***** Material for this task

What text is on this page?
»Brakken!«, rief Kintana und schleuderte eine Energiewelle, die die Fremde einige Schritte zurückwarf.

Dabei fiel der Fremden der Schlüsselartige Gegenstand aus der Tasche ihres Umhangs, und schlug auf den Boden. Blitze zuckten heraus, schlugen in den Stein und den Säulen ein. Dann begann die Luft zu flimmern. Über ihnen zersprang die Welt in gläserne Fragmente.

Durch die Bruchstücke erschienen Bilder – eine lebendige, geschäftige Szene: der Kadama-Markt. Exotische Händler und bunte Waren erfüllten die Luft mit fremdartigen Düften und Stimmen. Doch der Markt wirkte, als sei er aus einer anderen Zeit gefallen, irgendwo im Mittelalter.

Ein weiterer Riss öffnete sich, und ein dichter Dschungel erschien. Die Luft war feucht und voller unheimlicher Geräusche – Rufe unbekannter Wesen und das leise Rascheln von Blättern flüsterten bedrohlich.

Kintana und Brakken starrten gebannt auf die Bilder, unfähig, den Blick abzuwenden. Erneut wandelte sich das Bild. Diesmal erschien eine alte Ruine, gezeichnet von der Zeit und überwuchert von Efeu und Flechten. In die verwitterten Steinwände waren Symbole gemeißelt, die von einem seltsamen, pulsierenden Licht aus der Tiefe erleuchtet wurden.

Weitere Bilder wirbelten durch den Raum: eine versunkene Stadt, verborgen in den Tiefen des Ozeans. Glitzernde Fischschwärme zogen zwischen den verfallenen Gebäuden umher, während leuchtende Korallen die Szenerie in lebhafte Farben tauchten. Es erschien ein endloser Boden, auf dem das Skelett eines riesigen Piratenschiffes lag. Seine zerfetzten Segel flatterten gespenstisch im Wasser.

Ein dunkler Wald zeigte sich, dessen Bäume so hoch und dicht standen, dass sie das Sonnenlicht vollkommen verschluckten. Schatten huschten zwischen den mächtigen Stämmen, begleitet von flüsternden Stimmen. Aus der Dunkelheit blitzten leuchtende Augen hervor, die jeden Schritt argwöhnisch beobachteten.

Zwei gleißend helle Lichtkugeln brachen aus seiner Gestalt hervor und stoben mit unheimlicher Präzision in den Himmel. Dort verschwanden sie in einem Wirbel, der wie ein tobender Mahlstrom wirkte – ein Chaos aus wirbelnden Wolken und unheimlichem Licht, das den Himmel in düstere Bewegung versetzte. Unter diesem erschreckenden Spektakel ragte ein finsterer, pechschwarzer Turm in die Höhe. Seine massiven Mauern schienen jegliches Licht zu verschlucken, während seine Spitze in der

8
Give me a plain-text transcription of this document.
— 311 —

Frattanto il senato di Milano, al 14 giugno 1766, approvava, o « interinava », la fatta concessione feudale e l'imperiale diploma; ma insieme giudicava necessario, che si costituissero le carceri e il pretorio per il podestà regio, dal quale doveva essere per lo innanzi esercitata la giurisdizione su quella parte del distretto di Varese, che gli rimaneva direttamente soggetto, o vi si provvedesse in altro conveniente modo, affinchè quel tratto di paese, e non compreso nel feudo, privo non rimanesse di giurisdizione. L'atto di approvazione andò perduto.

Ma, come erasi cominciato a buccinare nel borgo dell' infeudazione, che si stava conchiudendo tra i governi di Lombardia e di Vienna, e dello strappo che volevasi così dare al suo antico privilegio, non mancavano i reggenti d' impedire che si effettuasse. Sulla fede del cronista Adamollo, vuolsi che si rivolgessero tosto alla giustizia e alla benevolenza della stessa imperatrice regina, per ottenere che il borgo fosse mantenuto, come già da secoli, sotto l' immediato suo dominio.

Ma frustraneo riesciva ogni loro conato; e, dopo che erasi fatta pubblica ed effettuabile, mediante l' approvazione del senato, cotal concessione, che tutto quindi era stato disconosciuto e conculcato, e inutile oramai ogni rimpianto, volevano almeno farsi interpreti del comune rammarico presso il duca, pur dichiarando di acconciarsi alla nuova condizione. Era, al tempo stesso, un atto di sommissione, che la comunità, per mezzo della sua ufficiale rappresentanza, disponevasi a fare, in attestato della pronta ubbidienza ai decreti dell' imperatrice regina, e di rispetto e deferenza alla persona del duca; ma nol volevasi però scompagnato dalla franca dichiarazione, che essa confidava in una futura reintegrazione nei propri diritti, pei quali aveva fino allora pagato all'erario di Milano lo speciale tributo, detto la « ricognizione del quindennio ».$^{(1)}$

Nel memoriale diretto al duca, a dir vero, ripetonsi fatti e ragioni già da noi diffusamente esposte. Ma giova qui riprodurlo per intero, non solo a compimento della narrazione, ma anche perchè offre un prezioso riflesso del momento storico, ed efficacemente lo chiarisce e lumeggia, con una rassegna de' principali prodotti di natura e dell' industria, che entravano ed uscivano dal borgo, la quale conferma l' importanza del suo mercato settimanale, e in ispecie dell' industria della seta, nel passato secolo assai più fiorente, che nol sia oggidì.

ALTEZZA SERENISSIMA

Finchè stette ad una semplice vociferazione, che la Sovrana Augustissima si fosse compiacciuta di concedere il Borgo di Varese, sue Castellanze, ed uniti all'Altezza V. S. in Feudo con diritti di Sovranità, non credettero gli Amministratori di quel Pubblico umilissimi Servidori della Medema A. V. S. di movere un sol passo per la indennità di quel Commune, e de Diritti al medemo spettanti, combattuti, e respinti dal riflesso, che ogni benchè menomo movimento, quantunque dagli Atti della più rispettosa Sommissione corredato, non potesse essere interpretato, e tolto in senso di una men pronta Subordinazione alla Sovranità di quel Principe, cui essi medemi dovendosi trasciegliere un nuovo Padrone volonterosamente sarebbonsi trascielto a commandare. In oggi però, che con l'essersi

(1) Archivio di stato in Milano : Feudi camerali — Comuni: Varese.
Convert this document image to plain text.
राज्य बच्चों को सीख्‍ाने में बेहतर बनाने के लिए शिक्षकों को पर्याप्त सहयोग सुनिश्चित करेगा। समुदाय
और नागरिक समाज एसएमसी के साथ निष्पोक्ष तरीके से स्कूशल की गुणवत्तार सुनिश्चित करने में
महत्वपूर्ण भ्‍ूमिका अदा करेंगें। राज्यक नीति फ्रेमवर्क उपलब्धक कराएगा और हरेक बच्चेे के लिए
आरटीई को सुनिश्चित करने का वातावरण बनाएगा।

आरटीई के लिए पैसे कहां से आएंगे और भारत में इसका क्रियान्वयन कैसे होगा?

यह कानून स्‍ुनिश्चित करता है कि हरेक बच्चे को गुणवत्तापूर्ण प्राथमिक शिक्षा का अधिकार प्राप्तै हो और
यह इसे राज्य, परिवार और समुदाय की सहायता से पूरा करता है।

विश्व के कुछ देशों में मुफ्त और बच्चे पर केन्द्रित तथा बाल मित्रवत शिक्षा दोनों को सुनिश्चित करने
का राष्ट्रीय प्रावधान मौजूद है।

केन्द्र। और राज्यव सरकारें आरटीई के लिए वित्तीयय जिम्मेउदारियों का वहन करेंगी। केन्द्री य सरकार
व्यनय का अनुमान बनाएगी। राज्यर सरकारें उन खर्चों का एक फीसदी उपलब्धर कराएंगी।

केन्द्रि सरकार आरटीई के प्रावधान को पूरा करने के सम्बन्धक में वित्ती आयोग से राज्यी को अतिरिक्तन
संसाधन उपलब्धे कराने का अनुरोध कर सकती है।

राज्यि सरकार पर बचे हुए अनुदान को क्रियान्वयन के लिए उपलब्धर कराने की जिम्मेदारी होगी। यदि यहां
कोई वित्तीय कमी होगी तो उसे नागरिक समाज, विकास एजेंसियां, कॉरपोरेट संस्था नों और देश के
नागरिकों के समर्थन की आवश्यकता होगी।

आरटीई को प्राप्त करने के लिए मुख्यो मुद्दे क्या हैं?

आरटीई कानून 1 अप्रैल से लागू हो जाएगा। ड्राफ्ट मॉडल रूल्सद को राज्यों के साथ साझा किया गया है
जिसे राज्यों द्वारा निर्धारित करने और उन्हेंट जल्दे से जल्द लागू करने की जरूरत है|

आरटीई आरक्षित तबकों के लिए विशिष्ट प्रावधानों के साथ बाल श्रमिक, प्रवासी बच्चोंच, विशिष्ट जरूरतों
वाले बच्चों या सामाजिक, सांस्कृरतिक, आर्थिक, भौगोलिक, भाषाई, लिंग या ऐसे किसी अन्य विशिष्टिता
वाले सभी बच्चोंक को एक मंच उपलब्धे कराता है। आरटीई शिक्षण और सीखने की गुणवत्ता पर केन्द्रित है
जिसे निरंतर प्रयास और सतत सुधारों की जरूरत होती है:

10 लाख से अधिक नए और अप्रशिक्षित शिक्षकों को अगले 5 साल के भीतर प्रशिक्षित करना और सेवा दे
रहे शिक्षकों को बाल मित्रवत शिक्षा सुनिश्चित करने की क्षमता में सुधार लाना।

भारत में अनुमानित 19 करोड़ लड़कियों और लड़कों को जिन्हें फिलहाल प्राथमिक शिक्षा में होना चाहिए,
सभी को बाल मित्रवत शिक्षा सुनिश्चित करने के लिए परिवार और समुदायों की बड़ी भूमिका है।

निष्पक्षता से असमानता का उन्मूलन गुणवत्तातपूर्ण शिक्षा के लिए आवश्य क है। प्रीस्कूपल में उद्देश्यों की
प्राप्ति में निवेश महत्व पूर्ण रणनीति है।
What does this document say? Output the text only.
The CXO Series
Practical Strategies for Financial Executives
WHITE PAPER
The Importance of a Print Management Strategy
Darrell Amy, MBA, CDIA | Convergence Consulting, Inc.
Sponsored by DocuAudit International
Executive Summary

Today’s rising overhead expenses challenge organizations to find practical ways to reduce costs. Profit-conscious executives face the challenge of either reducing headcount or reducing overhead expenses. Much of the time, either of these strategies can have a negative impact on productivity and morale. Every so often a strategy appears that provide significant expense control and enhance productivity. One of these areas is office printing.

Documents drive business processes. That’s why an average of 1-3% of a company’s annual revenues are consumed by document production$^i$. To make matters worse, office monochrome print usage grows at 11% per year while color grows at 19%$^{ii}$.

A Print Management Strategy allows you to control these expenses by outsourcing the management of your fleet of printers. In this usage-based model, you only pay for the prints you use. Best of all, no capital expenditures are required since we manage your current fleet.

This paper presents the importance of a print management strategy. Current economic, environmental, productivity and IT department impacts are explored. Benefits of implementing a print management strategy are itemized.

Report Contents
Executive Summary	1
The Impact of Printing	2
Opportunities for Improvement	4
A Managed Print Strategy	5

**********

* [Written problem]
Find every line in the records that contains the word "atto"; copy those lines.

* [Result of this exercise]
Frattanto il senato di Milano, al 14 giugno 1766, approvava, o « interinava », la fatta concessione feudale e l'imperiale diploma; ma insieme giudicava necessario, che si costituissero le carceri e il pretorio per il podestà regio, dal quale doveva essere per lo innanzi esercitata la giurisdizione su quella parte del distretto di Varese, che gli rimaneva direttamente soggetto, o vi si provvedesse in altro conveniente modo, affinchè quel tratto di paese, e non compreso nel feudo, privo non rimanesse di giurisdizione. L'atto di approvazione andò perduto.
Ma frustraneo riesciva ogni loro conato; e, dopo che erasi fatta pubblica ed effettuabile, mediante l' approvazione del senato, cotal concessione, che tutto quindi era stato disconosciuto e conculcato, e inutile oramai ogni rimpianto, volevano almeno farsi interpreti del comune rammarico presso il duca, pur dichiarando di acconciarsi alla nuova condizione. Era, al tempo stesso, un atto di sommissione, che la comunità, per mezzo della sua ufficiale rappresentanza, disponevasi a fare, in attestato della pronta ubbidienza ai decreti dell' imperatrice regina, e di rispetto e deferenza alla persona del duca; ma nol volevasi però scompagnato dalla franca dichiarazione, che essa confidava in una futura reintegrazione nei propri diritti, pei quali aveva fino allora pagato all'erario di Milano lo speciale tributo, detto la « ricognizione del quindennio ».$^{(1)}$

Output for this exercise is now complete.